Raw data —
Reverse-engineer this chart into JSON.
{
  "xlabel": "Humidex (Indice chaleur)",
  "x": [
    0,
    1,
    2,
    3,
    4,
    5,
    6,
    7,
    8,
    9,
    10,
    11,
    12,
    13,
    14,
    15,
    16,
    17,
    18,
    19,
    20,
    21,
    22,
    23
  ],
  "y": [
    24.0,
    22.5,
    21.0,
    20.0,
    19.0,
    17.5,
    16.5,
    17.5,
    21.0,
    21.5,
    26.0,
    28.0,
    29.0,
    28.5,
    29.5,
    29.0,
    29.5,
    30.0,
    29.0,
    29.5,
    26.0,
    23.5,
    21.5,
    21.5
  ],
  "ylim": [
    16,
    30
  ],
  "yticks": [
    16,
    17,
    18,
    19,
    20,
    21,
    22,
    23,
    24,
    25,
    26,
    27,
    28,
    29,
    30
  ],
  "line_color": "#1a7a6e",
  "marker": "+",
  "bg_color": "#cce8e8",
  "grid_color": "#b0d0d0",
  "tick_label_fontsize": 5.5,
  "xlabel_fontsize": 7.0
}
==
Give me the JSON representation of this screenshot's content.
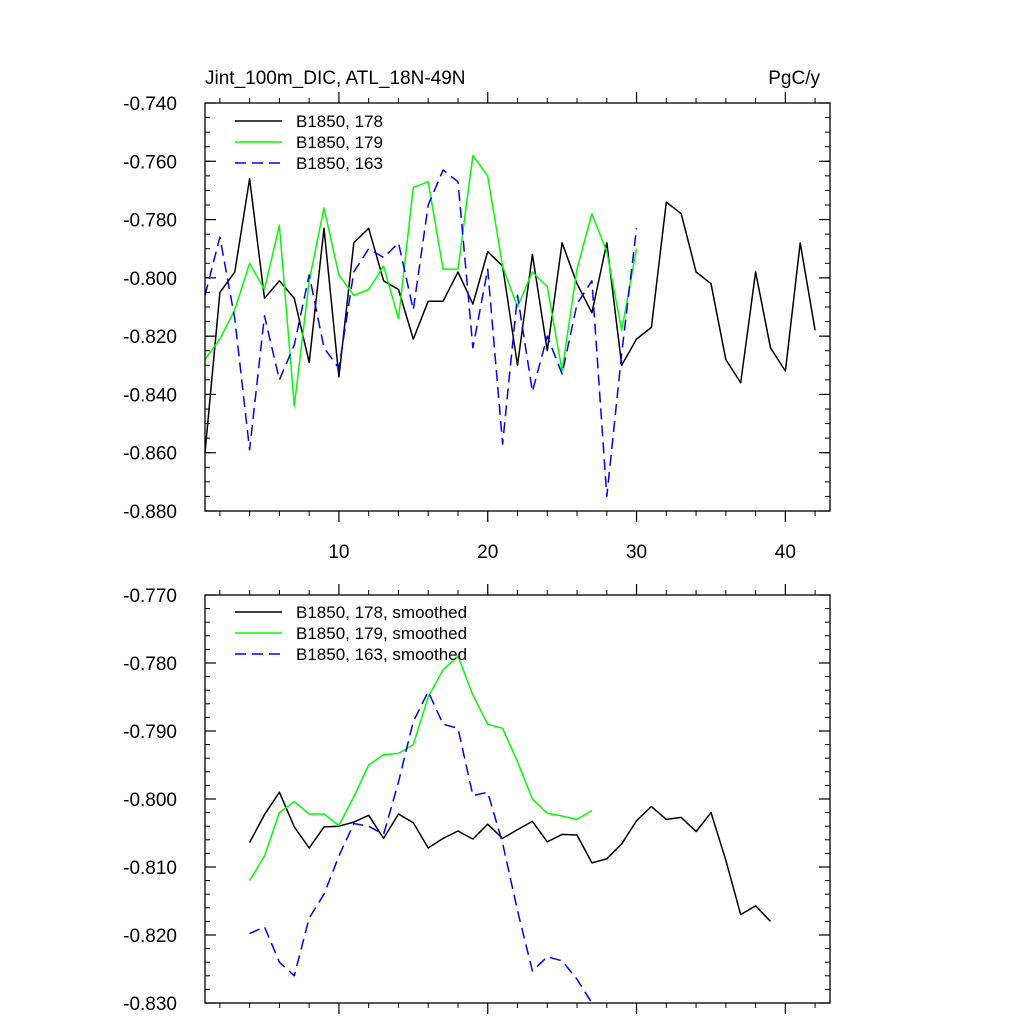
---
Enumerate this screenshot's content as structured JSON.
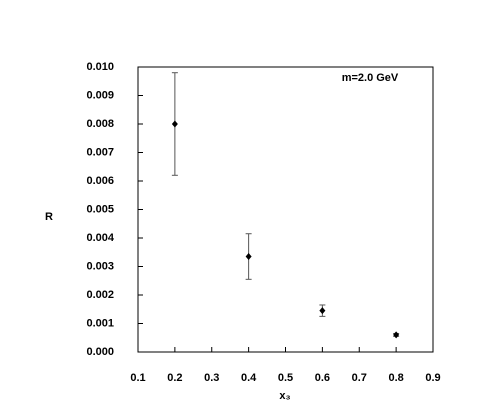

Set exercise — Report every line containing the word "content" from the listing above.

Completed exercise —
Give me the JSON representation of this screenshot's content.
Enumerate this screenshot's content as structured JSON.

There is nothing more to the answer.